Dataset entries
_ _ _ _ _ _ _
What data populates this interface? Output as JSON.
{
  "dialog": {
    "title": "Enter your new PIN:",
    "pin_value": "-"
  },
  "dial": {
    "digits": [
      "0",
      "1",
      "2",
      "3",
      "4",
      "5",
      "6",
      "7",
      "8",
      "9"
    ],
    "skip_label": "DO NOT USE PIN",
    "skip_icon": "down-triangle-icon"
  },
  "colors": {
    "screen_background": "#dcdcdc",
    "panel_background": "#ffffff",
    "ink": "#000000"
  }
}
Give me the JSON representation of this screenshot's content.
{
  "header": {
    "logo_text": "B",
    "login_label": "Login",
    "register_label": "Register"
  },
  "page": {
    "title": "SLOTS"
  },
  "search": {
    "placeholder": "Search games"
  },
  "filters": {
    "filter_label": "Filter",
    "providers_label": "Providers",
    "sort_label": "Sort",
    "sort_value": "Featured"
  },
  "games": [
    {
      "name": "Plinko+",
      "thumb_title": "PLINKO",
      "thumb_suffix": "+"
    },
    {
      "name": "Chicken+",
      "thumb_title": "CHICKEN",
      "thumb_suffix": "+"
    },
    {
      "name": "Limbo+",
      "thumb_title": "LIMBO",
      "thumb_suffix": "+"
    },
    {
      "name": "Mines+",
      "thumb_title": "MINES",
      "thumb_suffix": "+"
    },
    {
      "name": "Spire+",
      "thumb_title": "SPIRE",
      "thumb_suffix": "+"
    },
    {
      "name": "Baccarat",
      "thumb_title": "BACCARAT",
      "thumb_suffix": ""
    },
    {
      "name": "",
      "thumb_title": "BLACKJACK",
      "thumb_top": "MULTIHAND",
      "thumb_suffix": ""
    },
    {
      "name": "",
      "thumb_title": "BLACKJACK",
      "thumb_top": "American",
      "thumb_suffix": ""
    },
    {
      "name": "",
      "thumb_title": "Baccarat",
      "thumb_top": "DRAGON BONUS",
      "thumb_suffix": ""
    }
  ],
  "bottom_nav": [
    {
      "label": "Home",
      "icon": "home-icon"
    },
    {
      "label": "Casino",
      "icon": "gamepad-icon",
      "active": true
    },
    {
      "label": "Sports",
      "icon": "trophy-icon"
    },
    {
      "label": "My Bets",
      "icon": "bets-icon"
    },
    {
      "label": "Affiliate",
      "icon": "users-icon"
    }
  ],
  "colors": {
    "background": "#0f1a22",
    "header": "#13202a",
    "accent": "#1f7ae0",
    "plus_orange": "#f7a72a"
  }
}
_ _ _ _ _ _ _
--- Problem to work on ---
Scan the material above and determine how many lines include the word "icon"; report only the number.

--- Result for this task ---
6